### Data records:

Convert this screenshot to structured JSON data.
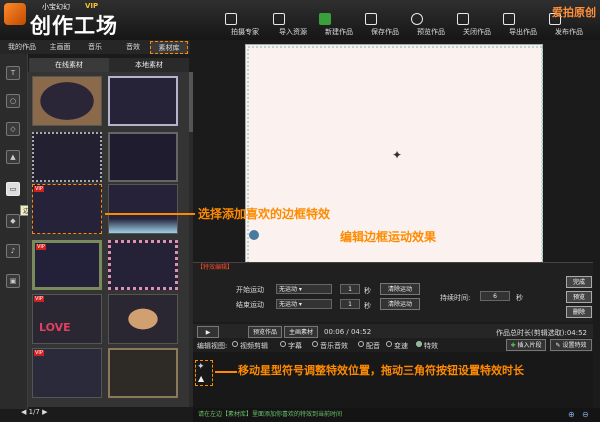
{
  "app": {
    "small_title": "小宝幻幻",
    "vip": "VIP",
    "name": "创作工场",
    "watermark": "爱拍原创"
  },
  "toolbar": [
    {
      "label": "拍摄专家",
      "icon": "camera-icon"
    },
    {
      "label": "导入资源",
      "icon": "import-icon"
    },
    {
      "label": "新建作品",
      "icon": "new-icon"
    },
    {
      "label": "保存作品",
      "icon": "save-icon"
    },
    {
      "label": "预览作品",
      "icon": "eye-icon"
    },
    {
      "label": "关闭作品",
      "icon": "close-icon"
    },
    {
      "label": "导出作品",
      "icon": "export-icon"
    },
    {
      "label": "发布作品",
      "icon": "publish-icon"
    }
  ],
  "tabs": [
    "我的作品",
    "主画面",
    "音乐",
    "音效",
    "素材库"
  ],
  "sidebar": {
    "tooltip": "边框"
  },
  "subtabs": [
    "在线素材",
    "本地素材"
  ],
  "thumbnails": [
    {
      "vip": ""
    },
    {
      "vip": ""
    },
    {
      "vip": ""
    },
    {
      "vip": ""
    },
    {
      "vip": "VIP"
    },
    {
      "vip": ""
    },
    {
      "vip": "VIP"
    },
    {
      "vip": ""
    },
    {
      "vip": "VIP"
    },
    {
      "vip": ""
    },
    {
      "vip": "VIP"
    },
    {
      "vip": ""
    }
  ],
  "thumb_text": "LOVE",
  "pager": "1/7",
  "annotations": {
    "select": "选择添加喜欢的边框特效",
    "edit": "编辑边框运动效果",
    "move": "移动星型符号调整特效位置，拖动三角符按钮设置特效时长"
  },
  "effects": {
    "title": "【特效编辑】",
    "start_label": "开始运动",
    "end_label": "结束运动",
    "start_value": "无运动",
    "end_value": "无运动",
    "start_num": "1",
    "end_num": "1",
    "unit": "秒",
    "clear": "清除运动",
    "duration_label": "持续时间:",
    "duration_value": "6",
    "done": "完成",
    "preview": "预览",
    "delete": "删除"
  },
  "transport": {
    "preview_work": "预览作品",
    "main_material": "主画素材",
    "time": "00:06 / 04:52",
    "total": "作品总时长(剪辑选取):04:52"
  },
  "view": {
    "label": "编辑视图:",
    "options": [
      "视频剪辑",
      "字幕",
      "音乐音效",
      "配音",
      "变速",
      "特效"
    ],
    "insert": "插入片段",
    "set_effect": "设置特效"
  },
  "status": "请在左边【素材库】里面添加你喜欢的特效到当前时间",
  "colors": {
    "accent": "#ff8a00",
    "status_text": "#6cc36c"
  }
}
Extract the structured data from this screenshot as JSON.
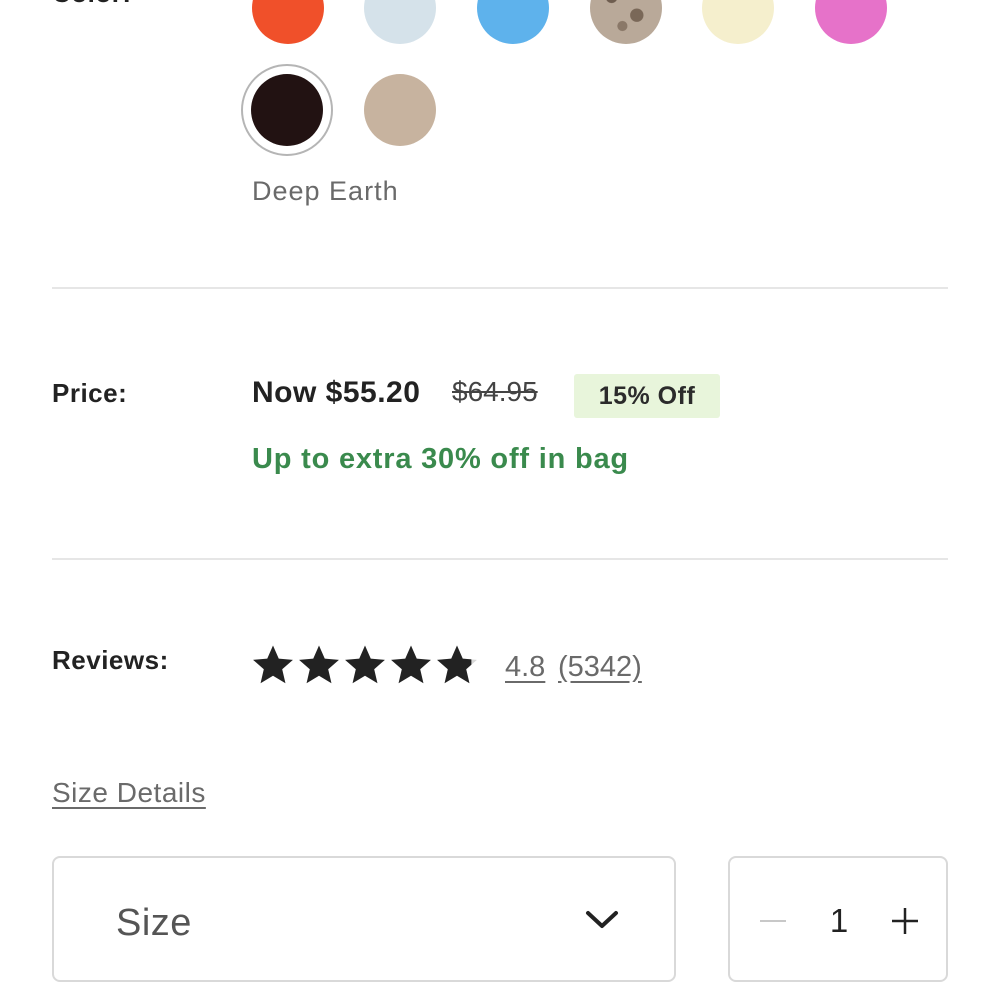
{
  "color": {
    "label": "Color:",
    "selected_name": "Deep Earth",
    "swatches": [
      {
        "name": "orange",
        "color": "#f0502a"
      },
      {
        "name": "light-blue",
        "color": "#d5e2ea"
      },
      {
        "name": "sky-blue",
        "color": "#5eb2ec"
      },
      {
        "name": "leopard",
        "color": "#b9a999"
      },
      {
        "name": "cream",
        "color": "#f5efcd"
      },
      {
        "name": "pink",
        "color": "#e672c9"
      },
      {
        "name": "deep-earth",
        "color": "#221212",
        "selected": true
      },
      {
        "name": "taupe",
        "color": "#c7b39f"
      }
    ]
  },
  "price": {
    "label": "Price:",
    "now": "Now $55.20",
    "was": "$64.95",
    "badge": "15% Off",
    "promo": "Up to extra 30% off in bag",
    "promo_color": "#3a8a4d",
    "badge_color": "#e8f5db"
  },
  "reviews": {
    "label": "Reviews:",
    "rating": "4.8",
    "count": "(5342)",
    "stars_value": 4.8,
    "stars_max": 5
  },
  "size": {
    "details_link": "Size Details",
    "select_placeholder": "Size",
    "chevron_icon": "chevron-down-icon"
  },
  "quantity": {
    "value": "1",
    "minus_icon": "minus-icon",
    "plus_icon": "plus-icon"
  }
}
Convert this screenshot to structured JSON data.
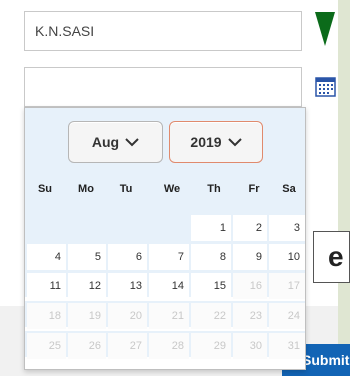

### What you need to do:
Starting with the line that contains "Extract the structured", reproduce every line down to the end of the listing above, both endpoints included. Pictures stay out.

### Exercise output:
Extract the structured data from this screenshot as JSON.
{
  "color": {
    "label": "Color:",
    "selected_name": "Deep Earth",
    "swatches": [
      {
        "name": "orange",
        "color": "#f0502a"
      },
      {
        "name": "light-blue",
        "color": "#d5e2ea"
      },
      {
        "name": "sky-blue",
        "color": "#5eb2ec"
      },
      {
        "name": "leopard",
        "color": "#b9a999"
      },
      {
        "name": "cream",
        "color": "#f5efcd"
      },
      {
        "name": "pink",
        "color": "#e672c9"
      },
      {
        "name": "deep-earth",
        "color": "#221212",
        "selected": true
      },
      {
        "name": "taupe",
        "color": "#c7b39f"
      }
    ]
  },
  "price": {
    "label": "Price:",
    "now": "Now $55.20",
    "was": "$64.95",
    "badge": "15% Off",
    "promo": "Up to extra 30% off in bag",
    "promo_color": "#3a8a4d",
    "badge_color": "#e8f5db"
  },
  "reviews": {
    "label": "Reviews:",
    "rating": "4.8",
    "count": "(5342)",
    "stars_value": 4.8,
    "stars_max": 5
  },
  "size": {
    "details_link": "Size Details",
    "select_placeholder": "Size",
    "chevron_icon": "chevron-down-icon"
  },
  "quantity": {
    "value": "1",
    "minus_icon": "minus-icon",
    "plus_icon": "plus-icon"
  }
}
Convert this screenshot to structured JSON data.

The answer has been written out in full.